--- start TASK MATERIAL ---

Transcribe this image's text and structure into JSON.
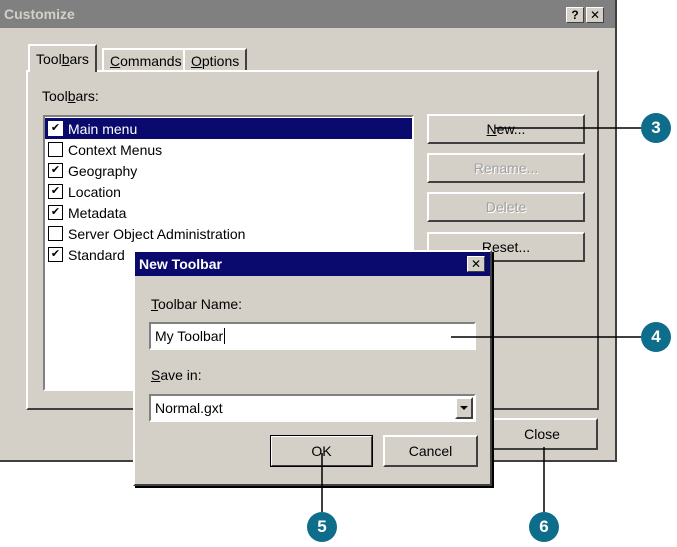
{
  "customize_dialog": {
    "title": "Customize",
    "help_btn": "?",
    "close_btn": "✕",
    "tabs": [
      {
        "label_pre": "Tool",
        "label_u": "b",
        "label_post": "ars"
      },
      {
        "label_pre": "",
        "label_u": "C",
        "label_post": "ommands"
      },
      {
        "label_pre": "",
        "label_u": "O",
        "label_post": "ptions"
      }
    ],
    "list_label_pre": "Tool",
    "list_label_u": "b",
    "list_label_post": "ars:",
    "toolbars": [
      {
        "label": "Main menu",
        "checked": "✔"
      },
      {
        "label": "Context Menus",
        "checked": ""
      },
      {
        "label": "Geography",
        "checked": "✔"
      },
      {
        "label": "Location",
        "checked": "✔"
      },
      {
        "label": "Metadata",
        "checked": "✔"
      },
      {
        "label": "Server Object Administration",
        "checked": ""
      },
      {
        "label": "Standard",
        "checked": "✔"
      }
    ],
    "buttons": {
      "new_u": "N",
      "new_post": "ew...",
      "rename": "Rename...",
      "delete": "Delete",
      "reset_pre": "",
      "reset_u": "R",
      "reset_post": "eset...",
      "close": "Close"
    }
  },
  "new_toolbar_dialog": {
    "title": "New Toolbar",
    "close_btn": "✕",
    "name_label_u": "T",
    "name_label_post": "oolbar Name:",
    "name_value": "My Toolbar",
    "save_label_u": "S",
    "save_label_post": "ave in:",
    "save_value": "Normal.gxt",
    "ok": "OK",
    "cancel": "Cancel"
  },
  "callouts": [
    "3",
    "4",
    "5",
    "6"
  ],
  "colors": {
    "titlebar_active": "#0a0a6e",
    "titlebar_inactive": "#808080",
    "face": "#d4d0c8",
    "callout": "#0f6d8c"
  }
}
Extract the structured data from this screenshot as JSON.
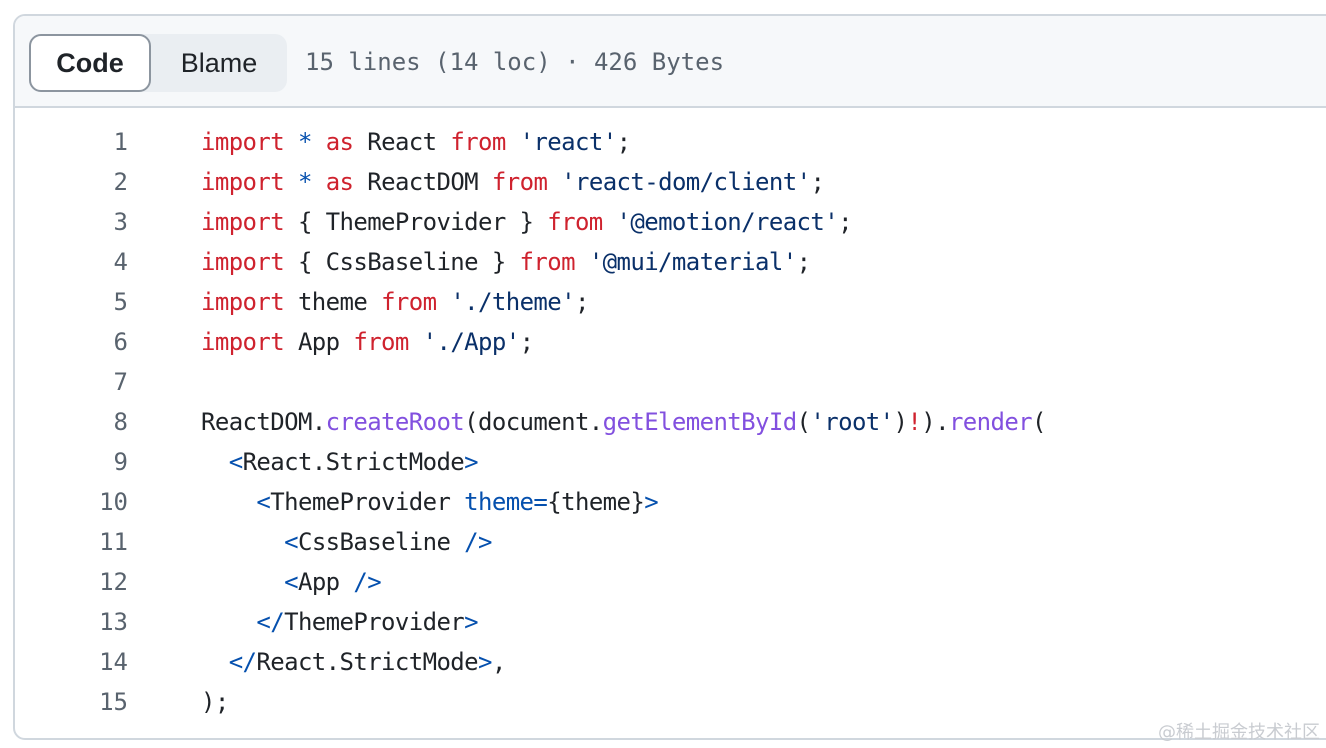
{
  "tabs": [
    {
      "label": "Code",
      "active": true
    },
    {
      "label": "Blame",
      "active": false
    }
  ],
  "file_info": "15 lines (14 loc) · 426 Bytes",
  "code_lines": [
    {
      "number": "1",
      "tokens": [
        {
          "t": "import",
          "k": "kw"
        },
        {
          "t": " ",
          "k": "plain"
        },
        {
          "t": "*",
          "k": "tag"
        },
        {
          "t": " ",
          "k": "plain"
        },
        {
          "t": "as",
          "k": "kw"
        },
        {
          "t": " React ",
          "k": "plain"
        },
        {
          "t": "from",
          "k": "kw"
        },
        {
          "t": " ",
          "k": "plain"
        },
        {
          "t": "'react'",
          "k": "str"
        },
        {
          "t": ";",
          "k": "plain"
        }
      ]
    },
    {
      "number": "2",
      "tokens": [
        {
          "t": "import",
          "k": "kw"
        },
        {
          "t": " ",
          "k": "plain"
        },
        {
          "t": "*",
          "k": "tag"
        },
        {
          "t": " ",
          "k": "plain"
        },
        {
          "t": "as",
          "k": "kw"
        },
        {
          "t": " ReactDOM ",
          "k": "plain"
        },
        {
          "t": "from",
          "k": "kw"
        },
        {
          "t": " ",
          "k": "plain"
        },
        {
          "t": "'react-dom/client'",
          "k": "str"
        },
        {
          "t": ";",
          "k": "plain"
        }
      ]
    },
    {
      "number": "3",
      "tokens": [
        {
          "t": "import",
          "k": "kw"
        },
        {
          "t": " { ThemeProvider } ",
          "k": "plain"
        },
        {
          "t": "from",
          "k": "kw"
        },
        {
          "t": " ",
          "k": "plain"
        },
        {
          "t": "'@emotion/react'",
          "k": "str"
        },
        {
          "t": ";",
          "k": "plain"
        }
      ]
    },
    {
      "number": "4",
      "tokens": [
        {
          "t": "import",
          "k": "kw"
        },
        {
          "t": " { CssBaseline } ",
          "k": "plain"
        },
        {
          "t": "from",
          "k": "kw"
        },
        {
          "t": " ",
          "k": "plain"
        },
        {
          "t": "'@mui/material'",
          "k": "str"
        },
        {
          "t": ";",
          "k": "plain"
        }
      ]
    },
    {
      "number": "5",
      "tokens": [
        {
          "t": "import",
          "k": "kw"
        },
        {
          "t": " theme ",
          "k": "plain"
        },
        {
          "t": "from",
          "k": "kw"
        },
        {
          "t": " ",
          "k": "plain"
        },
        {
          "t": "'./theme'",
          "k": "str"
        },
        {
          "t": ";",
          "k": "plain"
        }
      ]
    },
    {
      "number": "6",
      "tokens": [
        {
          "t": "import",
          "k": "kw"
        },
        {
          "t": " App ",
          "k": "plain"
        },
        {
          "t": "from",
          "k": "kw"
        },
        {
          "t": " ",
          "k": "plain"
        },
        {
          "t": "'./App'",
          "k": "str"
        },
        {
          "t": ";",
          "k": "plain"
        }
      ]
    },
    {
      "number": "7",
      "tokens": []
    },
    {
      "number": "8",
      "tokens": [
        {
          "t": "ReactDOM.",
          "k": "plain"
        },
        {
          "t": "createRoot",
          "k": "fn"
        },
        {
          "t": "(document.",
          "k": "plain"
        },
        {
          "t": "getElementById",
          "k": "fn"
        },
        {
          "t": "(",
          "k": "plain"
        },
        {
          "t": "'root'",
          "k": "str"
        },
        {
          "t": ")",
          "k": "plain"
        },
        {
          "t": "!",
          "k": "kw"
        },
        {
          "t": ").",
          "k": "plain"
        },
        {
          "t": "render",
          "k": "fn"
        },
        {
          "t": "(",
          "k": "plain"
        }
      ]
    },
    {
      "number": "9",
      "tokens": [
        {
          "t": "  ",
          "k": "plain"
        },
        {
          "t": "<",
          "k": "tag"
        },
        {
          "t": "React.StrictMode",
          "k": "plain"
        },
        {
          "t": ">",
          "k": "tag"
        }
      ]
    },
    {
      "number": "10",
      "tokens": [
        {
          "t": "    ",
          "k": "plain"
        },
        {
          "t": "<",
          "k": "tag"
        },
        {
          "t": "ThemeProvider ",
          "k": "plain"
        },
        {
          "t": "theme",
          "k": "attr"
        },
        {
          "t": "=",
          "k": "tag"
        },
        {
          "t": "{theme}",
          "k": "plain"
        },
        {
          "t": ">",
          "k": "tag"
        }
      ]
    },
    {
      "number": "11",
      "tokens": [
        {
          "t": "      ",
          "k": "plain"
        },
        {
          "t": "<",
          "k": "tag"
        },
        {
          "t": "CssBaseline ",
          "k": "plain"
        },
        {
          "t": "/>",
          "k": "tag"
        }
      ]
    },
    {
      "number": "12",
      "tokens": [
        {
          "t": "      ",
          "k": "plain"
        },
        {
          "t": "<",
          "k": "tag"
        },
        {
          "t": "App ",
          "k": "plain"
        },
        {
          "t": "/>",
          "k": "tag"
        }
      ]
    },
    {
      "number": "13",
      "tokens": [
        {
          "t": "    ",
          "k": "plain"
        },
        {
          "t": "</",
          "k": "tag"
        },
        {
          "t": "ThemeProvider",
          "k": "plain"
        },
        {
          "t": ">",
          "k": "tag"
        }
      ]
    },
    {
      "number": "14",
      "tokens": [
        {
          "t": "  ",
          "k": "plain"
        },
        {
          "t": "</",
          "k": "tag"
        },
        {
          "t": "React.StrictMode",
          "k": "plain"
        },
        {
          "t": ">",
          "k": "tag"
        },
        {
          "t": ",",
          "k": "plain"
        }
      ]
    },
    {
      "number": "15",
      "tokens": [
        {
          "t": ");",
          "k": "plain"
        }
      ]
    }
  ],
  "watermark": "@稀土掘金技术社区",
  "colors": {
    "keyword": "#cf222e",
    "string": "#0a3069",
    "function": "#8250df",
    "tag": "#0550ae",
    "text": "#1f2328",
    "line_number": "#59636e"
  }
}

--- end TASK MATERIAL ---

WHAT YOU SHOULD DO: In the material above, find the lines that contain "ThemeProvider" and show them.

WRITTEN RESPONSE:
          "t": " { ThemeProvider } ",
          "t": "ThemeProvider ",
          "t": "ThemeProvider",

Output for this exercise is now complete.